> EXERCISE PROMPT:
Determine the count of lines in the following entries that contain the string "Editor". Write only the number.

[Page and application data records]
_____
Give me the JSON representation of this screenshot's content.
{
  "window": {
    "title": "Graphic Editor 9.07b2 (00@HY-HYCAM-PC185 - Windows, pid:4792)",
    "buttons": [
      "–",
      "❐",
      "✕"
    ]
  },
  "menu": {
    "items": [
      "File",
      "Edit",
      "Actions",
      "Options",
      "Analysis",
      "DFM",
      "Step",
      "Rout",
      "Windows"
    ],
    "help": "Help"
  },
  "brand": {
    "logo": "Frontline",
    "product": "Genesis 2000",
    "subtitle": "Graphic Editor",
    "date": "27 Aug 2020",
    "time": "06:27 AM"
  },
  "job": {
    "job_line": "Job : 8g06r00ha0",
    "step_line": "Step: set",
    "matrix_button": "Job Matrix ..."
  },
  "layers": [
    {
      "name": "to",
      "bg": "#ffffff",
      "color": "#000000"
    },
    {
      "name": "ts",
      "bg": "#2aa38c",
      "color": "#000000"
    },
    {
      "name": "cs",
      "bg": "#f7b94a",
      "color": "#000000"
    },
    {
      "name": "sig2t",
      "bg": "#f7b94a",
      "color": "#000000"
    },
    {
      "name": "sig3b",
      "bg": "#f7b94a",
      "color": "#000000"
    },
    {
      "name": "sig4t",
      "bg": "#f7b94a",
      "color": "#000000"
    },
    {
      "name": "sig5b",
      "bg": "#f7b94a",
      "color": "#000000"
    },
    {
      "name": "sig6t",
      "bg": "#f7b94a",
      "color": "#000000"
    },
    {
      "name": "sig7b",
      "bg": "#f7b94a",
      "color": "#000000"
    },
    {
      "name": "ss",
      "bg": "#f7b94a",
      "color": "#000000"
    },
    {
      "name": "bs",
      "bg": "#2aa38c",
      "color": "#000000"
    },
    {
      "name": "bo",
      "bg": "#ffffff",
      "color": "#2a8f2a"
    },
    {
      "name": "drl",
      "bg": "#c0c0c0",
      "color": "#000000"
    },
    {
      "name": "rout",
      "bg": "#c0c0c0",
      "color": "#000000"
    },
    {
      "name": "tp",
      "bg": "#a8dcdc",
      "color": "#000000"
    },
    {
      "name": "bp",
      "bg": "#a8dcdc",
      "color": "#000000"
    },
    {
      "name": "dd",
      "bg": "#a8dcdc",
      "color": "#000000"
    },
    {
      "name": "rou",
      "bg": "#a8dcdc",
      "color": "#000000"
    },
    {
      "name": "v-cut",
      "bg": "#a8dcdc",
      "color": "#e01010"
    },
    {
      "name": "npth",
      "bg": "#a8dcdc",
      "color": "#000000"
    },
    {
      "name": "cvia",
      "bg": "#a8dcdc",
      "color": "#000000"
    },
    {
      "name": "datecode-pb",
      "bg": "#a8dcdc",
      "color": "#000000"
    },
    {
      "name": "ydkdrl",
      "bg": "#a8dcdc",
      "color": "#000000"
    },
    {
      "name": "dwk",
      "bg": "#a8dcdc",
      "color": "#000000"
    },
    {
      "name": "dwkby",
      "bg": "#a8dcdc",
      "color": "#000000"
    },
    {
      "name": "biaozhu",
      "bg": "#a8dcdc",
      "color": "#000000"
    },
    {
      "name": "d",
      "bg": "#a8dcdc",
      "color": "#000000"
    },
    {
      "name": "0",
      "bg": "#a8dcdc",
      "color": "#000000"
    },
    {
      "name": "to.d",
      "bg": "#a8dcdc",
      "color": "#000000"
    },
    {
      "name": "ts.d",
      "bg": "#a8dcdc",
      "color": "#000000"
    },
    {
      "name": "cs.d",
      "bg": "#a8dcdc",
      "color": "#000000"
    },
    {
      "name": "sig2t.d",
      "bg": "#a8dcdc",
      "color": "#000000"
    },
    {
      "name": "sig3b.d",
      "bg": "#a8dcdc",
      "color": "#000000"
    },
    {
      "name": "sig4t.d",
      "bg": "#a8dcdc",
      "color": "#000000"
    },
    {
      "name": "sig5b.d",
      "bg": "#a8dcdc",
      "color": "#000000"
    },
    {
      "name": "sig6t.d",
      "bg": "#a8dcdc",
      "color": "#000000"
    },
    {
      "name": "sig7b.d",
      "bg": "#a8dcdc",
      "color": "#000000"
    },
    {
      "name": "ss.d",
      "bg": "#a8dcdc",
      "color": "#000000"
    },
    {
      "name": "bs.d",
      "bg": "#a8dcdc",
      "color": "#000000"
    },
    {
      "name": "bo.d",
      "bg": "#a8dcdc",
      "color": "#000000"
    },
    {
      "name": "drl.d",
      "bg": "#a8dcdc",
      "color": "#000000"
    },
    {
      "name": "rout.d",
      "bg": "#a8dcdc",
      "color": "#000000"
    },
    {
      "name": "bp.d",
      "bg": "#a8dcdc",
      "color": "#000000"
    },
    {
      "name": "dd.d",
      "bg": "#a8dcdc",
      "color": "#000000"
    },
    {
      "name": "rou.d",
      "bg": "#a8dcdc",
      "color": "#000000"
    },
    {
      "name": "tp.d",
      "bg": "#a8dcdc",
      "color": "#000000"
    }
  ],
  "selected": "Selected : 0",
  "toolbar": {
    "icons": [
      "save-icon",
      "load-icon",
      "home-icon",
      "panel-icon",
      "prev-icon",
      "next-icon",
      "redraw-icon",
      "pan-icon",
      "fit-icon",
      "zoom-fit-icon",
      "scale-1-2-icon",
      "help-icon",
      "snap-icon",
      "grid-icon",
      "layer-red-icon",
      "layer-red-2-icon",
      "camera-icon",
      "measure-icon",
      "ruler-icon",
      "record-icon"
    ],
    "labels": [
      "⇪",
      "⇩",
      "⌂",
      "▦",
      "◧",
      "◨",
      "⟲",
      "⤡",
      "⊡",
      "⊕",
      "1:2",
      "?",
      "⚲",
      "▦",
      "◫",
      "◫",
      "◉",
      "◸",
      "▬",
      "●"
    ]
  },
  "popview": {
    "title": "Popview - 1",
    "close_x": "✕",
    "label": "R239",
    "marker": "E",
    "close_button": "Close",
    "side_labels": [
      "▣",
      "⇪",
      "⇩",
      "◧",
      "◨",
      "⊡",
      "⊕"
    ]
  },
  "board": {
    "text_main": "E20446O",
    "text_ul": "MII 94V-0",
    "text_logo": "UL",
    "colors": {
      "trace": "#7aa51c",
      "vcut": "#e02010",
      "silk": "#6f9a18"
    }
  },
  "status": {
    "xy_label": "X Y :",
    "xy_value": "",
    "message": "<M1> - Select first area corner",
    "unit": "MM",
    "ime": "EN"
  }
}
_____
> SOLUTION FOR THIS EXERCISE:
2